-- BEGIN Records to process --

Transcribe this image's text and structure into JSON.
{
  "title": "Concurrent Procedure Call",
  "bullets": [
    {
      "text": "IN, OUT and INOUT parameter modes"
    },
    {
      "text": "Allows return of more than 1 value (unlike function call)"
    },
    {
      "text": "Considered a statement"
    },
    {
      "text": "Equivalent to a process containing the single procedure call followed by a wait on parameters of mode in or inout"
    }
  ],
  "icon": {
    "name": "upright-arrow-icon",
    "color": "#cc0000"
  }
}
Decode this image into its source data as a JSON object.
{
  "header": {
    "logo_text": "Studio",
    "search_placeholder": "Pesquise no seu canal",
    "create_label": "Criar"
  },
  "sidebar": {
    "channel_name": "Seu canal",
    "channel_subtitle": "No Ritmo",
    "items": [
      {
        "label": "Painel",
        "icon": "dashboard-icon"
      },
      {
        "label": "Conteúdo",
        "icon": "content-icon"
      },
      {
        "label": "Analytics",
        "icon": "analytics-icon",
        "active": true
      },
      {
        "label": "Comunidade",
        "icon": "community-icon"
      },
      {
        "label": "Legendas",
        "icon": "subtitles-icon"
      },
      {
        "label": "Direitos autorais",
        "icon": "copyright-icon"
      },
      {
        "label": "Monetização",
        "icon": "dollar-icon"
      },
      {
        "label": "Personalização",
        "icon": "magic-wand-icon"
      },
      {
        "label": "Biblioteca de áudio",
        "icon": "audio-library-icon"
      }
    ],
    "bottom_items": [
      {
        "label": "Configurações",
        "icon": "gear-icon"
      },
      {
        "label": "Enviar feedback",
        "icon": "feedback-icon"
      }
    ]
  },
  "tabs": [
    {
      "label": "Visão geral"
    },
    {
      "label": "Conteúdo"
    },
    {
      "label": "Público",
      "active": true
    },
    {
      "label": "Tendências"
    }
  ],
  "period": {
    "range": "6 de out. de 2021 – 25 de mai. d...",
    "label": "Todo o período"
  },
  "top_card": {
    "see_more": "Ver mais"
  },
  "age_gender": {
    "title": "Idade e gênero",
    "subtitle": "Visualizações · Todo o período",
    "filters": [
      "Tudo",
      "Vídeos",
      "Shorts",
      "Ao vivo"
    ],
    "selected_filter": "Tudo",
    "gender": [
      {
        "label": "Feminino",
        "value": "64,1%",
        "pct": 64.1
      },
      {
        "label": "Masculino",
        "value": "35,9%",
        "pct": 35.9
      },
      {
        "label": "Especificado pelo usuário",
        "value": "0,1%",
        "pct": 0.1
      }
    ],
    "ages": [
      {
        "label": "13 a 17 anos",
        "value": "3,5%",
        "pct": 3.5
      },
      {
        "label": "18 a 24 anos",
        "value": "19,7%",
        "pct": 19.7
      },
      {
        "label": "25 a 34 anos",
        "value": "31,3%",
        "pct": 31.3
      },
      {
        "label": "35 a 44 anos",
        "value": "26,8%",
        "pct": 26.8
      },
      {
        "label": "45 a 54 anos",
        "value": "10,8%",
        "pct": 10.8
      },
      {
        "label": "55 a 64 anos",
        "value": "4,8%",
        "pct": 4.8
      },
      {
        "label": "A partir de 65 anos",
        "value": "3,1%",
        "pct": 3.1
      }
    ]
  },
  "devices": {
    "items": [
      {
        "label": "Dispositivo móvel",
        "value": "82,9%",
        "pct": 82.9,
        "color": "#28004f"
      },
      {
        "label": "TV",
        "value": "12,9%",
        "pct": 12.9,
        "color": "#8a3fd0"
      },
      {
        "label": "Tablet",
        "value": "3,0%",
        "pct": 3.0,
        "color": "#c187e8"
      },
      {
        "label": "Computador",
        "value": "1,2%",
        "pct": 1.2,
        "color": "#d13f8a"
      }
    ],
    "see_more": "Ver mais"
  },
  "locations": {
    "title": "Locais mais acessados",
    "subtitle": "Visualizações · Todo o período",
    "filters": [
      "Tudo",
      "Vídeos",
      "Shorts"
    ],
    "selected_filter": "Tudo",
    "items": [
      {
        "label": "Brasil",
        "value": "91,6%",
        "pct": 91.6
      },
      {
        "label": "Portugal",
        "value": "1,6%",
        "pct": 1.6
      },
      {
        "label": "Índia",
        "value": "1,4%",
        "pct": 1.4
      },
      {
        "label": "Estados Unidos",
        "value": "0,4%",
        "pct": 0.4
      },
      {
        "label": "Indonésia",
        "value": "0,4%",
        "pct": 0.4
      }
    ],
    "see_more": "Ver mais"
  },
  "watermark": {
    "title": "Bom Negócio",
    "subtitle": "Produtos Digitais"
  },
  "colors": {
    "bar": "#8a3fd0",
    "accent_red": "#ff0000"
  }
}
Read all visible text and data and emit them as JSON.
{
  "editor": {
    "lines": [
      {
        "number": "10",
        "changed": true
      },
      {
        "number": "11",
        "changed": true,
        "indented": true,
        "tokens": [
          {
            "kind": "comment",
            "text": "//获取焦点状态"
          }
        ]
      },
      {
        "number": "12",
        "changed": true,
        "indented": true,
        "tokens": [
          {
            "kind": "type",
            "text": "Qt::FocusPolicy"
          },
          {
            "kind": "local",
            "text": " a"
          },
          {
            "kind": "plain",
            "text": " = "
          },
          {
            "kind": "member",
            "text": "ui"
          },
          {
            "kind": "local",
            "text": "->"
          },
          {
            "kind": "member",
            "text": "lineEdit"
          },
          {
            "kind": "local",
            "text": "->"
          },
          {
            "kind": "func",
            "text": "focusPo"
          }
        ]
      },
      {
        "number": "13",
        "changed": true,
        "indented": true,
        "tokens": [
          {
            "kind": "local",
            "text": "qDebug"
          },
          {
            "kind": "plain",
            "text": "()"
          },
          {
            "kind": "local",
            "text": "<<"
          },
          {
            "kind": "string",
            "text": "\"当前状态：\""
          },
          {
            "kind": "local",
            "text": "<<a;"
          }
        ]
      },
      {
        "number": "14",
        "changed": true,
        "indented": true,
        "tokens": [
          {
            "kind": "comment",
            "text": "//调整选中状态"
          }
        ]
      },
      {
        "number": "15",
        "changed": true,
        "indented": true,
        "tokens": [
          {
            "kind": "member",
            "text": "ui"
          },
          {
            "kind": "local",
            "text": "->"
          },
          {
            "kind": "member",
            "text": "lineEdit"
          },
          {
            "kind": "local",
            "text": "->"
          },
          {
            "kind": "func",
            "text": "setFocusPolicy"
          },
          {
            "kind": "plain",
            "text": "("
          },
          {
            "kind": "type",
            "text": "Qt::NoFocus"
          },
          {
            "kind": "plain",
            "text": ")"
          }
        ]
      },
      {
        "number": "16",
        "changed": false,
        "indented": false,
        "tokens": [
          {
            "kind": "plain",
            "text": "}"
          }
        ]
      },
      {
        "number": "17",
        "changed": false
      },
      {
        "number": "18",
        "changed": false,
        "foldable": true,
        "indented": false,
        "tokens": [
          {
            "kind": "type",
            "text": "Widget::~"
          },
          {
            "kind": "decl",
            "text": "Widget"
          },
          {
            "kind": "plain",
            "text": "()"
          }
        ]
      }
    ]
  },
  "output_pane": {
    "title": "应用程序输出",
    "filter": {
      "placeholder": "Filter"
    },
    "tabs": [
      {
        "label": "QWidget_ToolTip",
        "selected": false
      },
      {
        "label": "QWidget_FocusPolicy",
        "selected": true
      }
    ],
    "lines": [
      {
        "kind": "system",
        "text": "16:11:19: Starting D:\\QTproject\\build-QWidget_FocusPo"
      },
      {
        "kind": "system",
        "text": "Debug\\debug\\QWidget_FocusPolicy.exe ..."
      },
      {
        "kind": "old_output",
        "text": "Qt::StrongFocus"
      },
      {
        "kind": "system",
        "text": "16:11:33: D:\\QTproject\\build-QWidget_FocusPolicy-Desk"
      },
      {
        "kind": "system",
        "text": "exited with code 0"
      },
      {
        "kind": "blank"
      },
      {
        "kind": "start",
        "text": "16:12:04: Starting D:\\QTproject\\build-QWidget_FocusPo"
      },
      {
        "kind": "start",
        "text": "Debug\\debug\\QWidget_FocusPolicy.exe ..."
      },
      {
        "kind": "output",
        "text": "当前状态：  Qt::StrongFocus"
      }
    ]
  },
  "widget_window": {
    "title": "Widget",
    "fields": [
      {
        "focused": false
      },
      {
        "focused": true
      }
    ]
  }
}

-- END Records to process --

_Set task:_ Locate all lines in the listing above with the word "anos" and copy them.

_Task result:_
        "label": "13 a 17 anos",
        "label": "18 a 24 anos",
        "label": "25 a 34 anos",
        "label": "35 a 44 anos",
        "label": "45 a 54 anos",
        "label": "55 a 64 anos",
        "label": "A partir de 65 anos",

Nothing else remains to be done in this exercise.